Reproduce all lines of the listing below in which the word "Основания" occurs.

──────────────────────────────

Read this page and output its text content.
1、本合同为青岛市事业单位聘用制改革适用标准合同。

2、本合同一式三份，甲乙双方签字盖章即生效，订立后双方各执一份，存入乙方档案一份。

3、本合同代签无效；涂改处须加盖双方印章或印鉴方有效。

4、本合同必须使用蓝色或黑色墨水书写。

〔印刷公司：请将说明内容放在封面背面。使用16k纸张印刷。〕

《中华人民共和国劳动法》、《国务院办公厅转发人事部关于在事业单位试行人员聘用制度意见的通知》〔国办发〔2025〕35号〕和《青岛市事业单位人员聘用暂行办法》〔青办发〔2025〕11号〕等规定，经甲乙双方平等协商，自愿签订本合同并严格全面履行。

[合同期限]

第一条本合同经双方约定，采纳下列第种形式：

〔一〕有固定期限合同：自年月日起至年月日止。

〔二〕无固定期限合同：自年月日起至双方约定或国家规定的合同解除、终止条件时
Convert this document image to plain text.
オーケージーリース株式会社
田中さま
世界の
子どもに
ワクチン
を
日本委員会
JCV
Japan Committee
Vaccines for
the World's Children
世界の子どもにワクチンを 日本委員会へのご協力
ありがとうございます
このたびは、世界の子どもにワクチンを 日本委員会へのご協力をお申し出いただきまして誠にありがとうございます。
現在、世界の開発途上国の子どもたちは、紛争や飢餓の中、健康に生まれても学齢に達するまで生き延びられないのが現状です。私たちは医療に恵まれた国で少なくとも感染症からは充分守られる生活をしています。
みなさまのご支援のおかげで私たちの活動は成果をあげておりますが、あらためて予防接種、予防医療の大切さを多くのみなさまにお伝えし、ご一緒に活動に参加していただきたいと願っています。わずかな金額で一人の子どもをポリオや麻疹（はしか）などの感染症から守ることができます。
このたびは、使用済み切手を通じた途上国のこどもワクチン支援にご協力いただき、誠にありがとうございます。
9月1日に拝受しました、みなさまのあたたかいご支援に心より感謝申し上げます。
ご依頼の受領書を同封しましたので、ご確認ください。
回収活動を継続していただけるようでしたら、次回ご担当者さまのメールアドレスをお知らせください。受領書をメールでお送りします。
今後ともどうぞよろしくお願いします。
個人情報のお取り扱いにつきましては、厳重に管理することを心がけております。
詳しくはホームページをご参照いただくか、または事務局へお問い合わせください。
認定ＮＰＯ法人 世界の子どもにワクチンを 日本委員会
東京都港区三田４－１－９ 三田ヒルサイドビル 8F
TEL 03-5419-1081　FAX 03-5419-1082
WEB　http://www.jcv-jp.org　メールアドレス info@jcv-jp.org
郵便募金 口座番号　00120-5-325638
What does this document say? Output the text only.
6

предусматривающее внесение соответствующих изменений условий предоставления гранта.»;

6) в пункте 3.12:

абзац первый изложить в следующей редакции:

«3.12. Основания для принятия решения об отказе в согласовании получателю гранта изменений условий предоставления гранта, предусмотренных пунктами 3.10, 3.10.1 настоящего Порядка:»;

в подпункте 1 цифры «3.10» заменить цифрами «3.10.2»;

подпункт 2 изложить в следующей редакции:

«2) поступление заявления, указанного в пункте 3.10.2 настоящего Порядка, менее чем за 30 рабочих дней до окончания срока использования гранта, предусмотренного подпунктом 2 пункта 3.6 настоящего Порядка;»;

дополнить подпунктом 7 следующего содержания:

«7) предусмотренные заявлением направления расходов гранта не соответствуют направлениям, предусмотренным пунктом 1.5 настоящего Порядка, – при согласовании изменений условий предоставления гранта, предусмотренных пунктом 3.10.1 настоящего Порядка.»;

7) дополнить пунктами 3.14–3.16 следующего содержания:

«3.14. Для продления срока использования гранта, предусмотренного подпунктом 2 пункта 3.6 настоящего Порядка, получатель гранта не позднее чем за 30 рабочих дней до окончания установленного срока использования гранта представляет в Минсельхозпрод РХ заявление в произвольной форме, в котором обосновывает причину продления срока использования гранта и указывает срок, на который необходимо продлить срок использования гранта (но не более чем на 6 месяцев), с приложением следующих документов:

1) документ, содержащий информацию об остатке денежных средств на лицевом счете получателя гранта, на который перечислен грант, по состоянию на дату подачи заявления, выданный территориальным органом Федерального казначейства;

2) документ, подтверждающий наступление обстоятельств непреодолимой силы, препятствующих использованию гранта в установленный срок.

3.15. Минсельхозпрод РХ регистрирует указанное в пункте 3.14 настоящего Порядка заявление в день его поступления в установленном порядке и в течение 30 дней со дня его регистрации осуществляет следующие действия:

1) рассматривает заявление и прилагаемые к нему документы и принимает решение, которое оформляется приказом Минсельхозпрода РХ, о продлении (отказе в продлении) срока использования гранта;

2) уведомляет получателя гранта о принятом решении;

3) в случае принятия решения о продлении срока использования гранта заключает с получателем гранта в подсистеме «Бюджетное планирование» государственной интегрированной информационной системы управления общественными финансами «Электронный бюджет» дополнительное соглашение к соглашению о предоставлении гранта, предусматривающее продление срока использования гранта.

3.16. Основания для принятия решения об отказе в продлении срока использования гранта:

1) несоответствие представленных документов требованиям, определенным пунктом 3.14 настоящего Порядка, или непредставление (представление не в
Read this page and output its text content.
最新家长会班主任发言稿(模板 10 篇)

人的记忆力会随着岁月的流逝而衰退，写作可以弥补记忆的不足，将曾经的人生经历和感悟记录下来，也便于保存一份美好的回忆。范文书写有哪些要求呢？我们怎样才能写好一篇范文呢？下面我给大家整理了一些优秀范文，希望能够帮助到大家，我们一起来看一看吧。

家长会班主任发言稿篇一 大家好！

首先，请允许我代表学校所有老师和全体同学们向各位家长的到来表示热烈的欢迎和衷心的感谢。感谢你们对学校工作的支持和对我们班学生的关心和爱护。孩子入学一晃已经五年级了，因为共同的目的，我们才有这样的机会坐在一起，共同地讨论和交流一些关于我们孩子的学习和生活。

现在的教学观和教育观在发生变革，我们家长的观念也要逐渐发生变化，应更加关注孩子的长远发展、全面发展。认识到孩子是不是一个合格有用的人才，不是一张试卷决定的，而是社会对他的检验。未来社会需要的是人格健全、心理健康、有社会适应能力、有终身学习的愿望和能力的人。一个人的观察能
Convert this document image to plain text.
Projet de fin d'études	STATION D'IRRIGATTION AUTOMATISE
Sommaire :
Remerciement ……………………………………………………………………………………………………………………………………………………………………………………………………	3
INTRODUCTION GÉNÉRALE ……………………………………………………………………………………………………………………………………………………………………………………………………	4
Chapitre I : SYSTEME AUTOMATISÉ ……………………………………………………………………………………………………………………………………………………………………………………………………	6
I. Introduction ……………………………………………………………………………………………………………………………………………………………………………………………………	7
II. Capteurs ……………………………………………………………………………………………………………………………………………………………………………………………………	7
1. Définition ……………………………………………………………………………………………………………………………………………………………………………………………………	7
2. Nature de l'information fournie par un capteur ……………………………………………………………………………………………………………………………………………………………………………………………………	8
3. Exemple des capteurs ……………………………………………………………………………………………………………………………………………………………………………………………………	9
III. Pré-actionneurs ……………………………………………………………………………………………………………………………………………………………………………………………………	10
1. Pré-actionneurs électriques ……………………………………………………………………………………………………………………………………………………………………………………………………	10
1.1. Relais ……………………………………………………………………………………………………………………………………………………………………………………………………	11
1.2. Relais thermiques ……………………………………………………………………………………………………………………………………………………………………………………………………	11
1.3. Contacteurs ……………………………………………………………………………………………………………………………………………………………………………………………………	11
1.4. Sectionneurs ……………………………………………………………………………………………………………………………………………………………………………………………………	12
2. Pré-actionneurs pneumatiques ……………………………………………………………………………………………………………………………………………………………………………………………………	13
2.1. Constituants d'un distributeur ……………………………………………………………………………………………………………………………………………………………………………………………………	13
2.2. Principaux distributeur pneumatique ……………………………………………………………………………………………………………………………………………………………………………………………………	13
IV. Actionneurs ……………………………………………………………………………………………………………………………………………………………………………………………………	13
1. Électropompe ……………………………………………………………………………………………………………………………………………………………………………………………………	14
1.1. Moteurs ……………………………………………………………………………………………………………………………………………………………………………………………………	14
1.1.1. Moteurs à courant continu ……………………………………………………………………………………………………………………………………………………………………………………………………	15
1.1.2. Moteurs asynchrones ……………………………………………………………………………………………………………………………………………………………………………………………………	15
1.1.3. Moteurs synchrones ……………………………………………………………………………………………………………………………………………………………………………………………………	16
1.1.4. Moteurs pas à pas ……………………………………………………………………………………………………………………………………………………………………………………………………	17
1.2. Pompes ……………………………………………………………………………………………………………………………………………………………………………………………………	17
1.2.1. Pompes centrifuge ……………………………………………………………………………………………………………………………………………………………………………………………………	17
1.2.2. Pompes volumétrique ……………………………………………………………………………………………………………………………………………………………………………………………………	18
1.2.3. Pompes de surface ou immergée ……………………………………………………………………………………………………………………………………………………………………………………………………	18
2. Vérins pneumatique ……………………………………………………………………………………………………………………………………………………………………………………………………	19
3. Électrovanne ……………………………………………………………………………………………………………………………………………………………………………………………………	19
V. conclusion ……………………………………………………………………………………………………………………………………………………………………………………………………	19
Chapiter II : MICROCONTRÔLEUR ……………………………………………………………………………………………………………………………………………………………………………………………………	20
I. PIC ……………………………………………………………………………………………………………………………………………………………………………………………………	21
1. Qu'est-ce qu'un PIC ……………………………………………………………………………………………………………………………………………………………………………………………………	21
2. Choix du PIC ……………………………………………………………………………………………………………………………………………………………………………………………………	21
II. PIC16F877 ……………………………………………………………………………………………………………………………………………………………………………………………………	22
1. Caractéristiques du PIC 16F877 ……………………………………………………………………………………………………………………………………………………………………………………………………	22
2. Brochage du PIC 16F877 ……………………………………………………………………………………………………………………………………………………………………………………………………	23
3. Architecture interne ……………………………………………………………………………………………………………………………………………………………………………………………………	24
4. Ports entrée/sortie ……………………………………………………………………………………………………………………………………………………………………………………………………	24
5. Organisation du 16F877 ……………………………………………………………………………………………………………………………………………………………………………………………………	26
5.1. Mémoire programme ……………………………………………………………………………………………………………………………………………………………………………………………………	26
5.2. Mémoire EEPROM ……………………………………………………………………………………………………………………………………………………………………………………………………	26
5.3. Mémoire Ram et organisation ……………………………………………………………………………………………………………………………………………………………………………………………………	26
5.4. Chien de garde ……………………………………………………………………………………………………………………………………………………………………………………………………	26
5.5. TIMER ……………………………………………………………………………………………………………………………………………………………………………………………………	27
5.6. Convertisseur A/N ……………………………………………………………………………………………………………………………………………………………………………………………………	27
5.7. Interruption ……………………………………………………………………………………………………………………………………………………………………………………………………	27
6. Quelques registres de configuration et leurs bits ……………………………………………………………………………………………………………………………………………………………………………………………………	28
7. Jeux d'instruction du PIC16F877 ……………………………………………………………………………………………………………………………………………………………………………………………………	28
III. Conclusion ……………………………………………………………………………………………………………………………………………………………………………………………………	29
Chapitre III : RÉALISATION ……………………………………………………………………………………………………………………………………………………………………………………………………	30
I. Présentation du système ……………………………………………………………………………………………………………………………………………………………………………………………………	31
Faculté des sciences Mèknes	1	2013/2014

──────────────────────────────

● **WRITTEN ANSWER**:
«3.12. Основания для принятия решения об отказе в согласовании получателю гранта изменений условий предоставления гранта, предусмотренных пунктами 3.10, 3.10.1 настоящего Порядка:»;
3.16. Основания для принятия решения об отказе в продлении срока использования гранта:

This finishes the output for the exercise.